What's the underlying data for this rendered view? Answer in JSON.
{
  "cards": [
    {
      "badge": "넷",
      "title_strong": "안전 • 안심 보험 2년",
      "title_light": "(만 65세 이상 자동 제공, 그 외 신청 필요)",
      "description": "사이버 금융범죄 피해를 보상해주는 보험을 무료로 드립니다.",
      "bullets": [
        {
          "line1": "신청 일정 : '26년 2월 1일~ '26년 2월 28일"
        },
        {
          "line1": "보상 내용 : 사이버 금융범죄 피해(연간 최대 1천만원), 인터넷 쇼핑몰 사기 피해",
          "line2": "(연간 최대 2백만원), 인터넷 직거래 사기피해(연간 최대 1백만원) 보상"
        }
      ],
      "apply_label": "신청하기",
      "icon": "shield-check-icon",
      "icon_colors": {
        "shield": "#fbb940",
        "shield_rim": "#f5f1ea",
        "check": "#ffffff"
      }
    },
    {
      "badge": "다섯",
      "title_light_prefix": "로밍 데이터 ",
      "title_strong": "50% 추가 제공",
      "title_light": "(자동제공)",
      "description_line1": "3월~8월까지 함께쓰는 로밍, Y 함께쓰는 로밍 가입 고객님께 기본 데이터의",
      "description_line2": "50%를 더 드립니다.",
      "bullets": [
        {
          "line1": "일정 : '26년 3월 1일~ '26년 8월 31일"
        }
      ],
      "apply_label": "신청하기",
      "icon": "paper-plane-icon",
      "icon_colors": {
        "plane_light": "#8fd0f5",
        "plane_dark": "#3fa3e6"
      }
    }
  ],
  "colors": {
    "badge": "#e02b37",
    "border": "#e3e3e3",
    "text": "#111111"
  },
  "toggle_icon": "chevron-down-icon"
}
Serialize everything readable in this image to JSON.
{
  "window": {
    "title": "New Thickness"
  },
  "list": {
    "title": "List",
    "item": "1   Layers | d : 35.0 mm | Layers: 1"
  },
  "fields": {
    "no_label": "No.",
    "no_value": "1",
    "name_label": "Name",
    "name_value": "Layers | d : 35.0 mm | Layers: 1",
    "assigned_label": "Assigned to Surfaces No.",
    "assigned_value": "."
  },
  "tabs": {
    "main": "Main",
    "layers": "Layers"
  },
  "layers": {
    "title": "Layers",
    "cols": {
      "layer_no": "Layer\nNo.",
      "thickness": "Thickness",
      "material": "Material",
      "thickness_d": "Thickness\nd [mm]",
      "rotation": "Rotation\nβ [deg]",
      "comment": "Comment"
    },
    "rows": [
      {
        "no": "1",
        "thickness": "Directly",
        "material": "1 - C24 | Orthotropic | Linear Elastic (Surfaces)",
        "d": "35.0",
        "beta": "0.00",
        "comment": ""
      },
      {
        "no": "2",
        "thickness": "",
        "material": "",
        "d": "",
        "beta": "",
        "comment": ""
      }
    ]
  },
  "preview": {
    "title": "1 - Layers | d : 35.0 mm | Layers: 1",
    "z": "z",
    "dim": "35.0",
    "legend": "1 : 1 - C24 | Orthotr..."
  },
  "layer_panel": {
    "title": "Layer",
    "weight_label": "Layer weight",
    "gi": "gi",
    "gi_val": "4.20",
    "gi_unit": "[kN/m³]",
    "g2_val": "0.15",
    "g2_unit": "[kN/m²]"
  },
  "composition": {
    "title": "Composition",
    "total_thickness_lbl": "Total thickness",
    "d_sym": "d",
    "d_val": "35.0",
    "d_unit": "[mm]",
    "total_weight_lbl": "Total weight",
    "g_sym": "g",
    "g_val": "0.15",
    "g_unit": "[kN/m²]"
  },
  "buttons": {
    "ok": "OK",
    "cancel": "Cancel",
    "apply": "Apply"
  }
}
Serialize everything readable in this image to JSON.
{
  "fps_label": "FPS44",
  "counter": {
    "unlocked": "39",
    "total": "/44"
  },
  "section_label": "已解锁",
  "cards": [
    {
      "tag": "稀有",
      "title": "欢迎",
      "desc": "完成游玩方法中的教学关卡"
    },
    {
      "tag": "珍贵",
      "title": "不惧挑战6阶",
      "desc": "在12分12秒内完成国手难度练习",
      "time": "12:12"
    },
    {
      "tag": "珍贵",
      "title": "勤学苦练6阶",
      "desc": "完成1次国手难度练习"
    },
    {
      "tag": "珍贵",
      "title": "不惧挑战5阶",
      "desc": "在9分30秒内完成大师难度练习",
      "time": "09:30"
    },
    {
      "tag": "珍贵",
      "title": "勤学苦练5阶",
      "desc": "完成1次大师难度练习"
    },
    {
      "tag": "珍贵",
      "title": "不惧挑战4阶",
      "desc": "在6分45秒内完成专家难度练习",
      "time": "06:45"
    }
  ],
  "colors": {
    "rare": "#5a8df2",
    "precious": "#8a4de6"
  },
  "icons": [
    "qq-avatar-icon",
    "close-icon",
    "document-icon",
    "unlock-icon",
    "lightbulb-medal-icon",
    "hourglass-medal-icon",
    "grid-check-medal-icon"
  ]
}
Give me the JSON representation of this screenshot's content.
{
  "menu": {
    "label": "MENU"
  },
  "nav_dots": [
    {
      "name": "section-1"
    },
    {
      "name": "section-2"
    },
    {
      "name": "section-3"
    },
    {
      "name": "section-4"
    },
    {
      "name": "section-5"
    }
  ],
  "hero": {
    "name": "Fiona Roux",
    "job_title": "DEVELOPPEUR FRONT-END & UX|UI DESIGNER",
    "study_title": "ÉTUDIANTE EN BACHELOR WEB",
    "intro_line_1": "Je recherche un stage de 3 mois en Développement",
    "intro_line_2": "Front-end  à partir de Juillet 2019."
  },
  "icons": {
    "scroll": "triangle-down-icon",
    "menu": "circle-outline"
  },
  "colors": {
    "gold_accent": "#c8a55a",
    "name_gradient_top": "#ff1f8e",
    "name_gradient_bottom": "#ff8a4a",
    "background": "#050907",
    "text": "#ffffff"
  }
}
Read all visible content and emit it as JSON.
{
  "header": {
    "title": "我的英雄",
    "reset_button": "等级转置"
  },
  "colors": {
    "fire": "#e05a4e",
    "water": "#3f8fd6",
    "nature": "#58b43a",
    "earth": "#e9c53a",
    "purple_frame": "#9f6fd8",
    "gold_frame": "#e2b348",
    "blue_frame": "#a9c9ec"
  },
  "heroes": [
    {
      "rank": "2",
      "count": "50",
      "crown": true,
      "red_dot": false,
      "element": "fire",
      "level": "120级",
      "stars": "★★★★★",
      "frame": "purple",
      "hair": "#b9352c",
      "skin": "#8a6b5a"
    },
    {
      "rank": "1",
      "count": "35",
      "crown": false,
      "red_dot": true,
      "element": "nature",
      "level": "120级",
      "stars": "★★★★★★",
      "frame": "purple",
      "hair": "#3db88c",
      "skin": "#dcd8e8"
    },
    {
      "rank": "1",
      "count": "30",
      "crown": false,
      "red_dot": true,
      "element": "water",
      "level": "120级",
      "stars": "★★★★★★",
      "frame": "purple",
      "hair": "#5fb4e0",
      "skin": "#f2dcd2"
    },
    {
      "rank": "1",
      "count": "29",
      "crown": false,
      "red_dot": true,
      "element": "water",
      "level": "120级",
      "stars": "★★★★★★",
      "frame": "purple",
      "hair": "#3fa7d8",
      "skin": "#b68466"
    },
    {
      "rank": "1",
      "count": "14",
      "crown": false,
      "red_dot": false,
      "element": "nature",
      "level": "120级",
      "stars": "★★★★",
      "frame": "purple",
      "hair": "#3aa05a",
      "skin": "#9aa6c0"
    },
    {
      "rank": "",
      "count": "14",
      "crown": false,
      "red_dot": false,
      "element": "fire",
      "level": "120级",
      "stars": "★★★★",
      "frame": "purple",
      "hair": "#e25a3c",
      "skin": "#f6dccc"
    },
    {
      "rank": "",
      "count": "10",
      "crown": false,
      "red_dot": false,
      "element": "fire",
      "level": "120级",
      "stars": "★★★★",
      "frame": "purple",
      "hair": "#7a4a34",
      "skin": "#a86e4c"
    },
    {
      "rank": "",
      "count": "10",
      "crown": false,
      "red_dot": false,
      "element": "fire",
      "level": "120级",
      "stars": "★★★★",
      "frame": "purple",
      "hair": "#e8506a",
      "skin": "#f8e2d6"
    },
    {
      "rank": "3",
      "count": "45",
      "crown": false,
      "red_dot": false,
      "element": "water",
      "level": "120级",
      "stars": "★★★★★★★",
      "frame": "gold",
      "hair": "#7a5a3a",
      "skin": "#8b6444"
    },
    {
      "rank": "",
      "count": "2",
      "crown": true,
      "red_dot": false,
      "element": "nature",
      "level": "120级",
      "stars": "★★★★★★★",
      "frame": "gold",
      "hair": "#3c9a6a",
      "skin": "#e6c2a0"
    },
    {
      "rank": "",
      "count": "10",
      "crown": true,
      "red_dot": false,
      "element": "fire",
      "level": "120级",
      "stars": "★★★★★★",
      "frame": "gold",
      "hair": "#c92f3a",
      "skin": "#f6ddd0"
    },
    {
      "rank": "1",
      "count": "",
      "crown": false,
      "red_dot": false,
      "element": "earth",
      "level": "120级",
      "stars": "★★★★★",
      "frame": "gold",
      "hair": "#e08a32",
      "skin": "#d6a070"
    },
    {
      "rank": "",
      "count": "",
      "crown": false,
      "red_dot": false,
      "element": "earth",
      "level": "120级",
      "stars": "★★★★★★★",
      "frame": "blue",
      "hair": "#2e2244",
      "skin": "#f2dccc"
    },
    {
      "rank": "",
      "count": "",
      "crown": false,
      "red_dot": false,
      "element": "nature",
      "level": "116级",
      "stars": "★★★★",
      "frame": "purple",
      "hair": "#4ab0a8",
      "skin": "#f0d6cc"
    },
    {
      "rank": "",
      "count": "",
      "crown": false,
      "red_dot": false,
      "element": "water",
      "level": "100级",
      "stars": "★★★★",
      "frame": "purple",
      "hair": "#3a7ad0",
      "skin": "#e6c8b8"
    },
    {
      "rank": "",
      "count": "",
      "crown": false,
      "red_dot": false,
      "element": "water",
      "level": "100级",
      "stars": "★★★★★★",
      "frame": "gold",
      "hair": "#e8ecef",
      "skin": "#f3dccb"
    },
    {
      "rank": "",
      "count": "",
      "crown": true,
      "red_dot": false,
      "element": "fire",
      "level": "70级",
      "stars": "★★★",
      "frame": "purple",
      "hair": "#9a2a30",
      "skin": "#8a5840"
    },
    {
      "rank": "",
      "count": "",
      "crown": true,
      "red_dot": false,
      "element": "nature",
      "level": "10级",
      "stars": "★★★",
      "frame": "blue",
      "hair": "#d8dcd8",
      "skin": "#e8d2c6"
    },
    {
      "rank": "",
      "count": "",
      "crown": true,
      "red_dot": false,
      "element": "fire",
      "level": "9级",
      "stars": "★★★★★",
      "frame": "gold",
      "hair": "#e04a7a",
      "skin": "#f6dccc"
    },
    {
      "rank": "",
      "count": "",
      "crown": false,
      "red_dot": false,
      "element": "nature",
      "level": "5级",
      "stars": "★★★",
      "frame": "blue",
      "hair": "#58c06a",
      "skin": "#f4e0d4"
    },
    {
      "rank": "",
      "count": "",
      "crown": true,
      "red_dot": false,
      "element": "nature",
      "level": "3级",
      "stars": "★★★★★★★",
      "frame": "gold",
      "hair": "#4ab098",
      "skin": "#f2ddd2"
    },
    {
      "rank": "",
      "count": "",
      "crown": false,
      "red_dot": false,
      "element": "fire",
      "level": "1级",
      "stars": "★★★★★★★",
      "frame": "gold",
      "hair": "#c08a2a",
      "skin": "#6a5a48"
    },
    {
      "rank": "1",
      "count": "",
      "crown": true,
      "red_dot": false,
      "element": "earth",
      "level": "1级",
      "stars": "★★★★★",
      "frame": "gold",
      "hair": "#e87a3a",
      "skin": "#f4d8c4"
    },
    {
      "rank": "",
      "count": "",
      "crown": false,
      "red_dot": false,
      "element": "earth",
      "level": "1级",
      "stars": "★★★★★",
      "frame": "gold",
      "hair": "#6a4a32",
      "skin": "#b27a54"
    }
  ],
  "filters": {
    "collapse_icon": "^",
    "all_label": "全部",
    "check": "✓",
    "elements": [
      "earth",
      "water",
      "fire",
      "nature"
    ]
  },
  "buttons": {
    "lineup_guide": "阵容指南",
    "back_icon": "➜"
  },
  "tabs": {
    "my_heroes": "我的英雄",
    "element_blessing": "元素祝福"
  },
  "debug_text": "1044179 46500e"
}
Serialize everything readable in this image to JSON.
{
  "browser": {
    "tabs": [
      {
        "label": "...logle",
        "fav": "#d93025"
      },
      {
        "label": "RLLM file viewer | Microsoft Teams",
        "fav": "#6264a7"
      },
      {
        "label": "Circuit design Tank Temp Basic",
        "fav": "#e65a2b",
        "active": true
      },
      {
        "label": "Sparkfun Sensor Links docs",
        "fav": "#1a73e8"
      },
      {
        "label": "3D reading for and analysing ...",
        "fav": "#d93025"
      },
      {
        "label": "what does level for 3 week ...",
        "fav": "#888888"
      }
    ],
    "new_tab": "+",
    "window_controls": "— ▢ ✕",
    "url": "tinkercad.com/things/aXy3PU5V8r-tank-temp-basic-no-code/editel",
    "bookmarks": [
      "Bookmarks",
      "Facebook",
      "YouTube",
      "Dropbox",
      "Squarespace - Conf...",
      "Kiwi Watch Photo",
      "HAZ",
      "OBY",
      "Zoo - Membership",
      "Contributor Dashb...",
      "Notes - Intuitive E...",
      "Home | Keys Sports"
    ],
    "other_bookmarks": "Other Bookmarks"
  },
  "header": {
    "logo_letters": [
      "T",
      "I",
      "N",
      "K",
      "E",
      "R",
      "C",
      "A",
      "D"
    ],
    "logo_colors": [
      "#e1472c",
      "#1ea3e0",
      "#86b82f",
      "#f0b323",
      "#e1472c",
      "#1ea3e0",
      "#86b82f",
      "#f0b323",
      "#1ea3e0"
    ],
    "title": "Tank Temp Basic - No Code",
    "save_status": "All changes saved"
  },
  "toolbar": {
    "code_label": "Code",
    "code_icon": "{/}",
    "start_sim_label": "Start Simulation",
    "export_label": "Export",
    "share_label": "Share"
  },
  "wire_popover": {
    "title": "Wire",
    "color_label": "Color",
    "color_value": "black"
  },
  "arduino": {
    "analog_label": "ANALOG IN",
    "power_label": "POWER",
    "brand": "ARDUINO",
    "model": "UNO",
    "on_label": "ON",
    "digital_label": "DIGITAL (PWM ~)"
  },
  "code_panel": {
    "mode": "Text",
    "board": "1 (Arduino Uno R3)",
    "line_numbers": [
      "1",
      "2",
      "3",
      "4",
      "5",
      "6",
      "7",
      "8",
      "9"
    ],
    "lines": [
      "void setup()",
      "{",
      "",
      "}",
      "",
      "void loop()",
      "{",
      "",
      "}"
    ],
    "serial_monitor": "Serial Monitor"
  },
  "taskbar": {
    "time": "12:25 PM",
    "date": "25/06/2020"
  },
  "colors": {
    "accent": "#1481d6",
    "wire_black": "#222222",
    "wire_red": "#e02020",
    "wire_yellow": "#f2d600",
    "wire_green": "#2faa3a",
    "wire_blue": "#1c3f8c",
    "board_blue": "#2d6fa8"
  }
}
•••••
Given problem
Isolate the lines above that contain the word "time" and copy them.

Problem solution
      "time": "12:12"
      "time": "09:30"
      "time": "06:45"
    "time": "12:25 PM",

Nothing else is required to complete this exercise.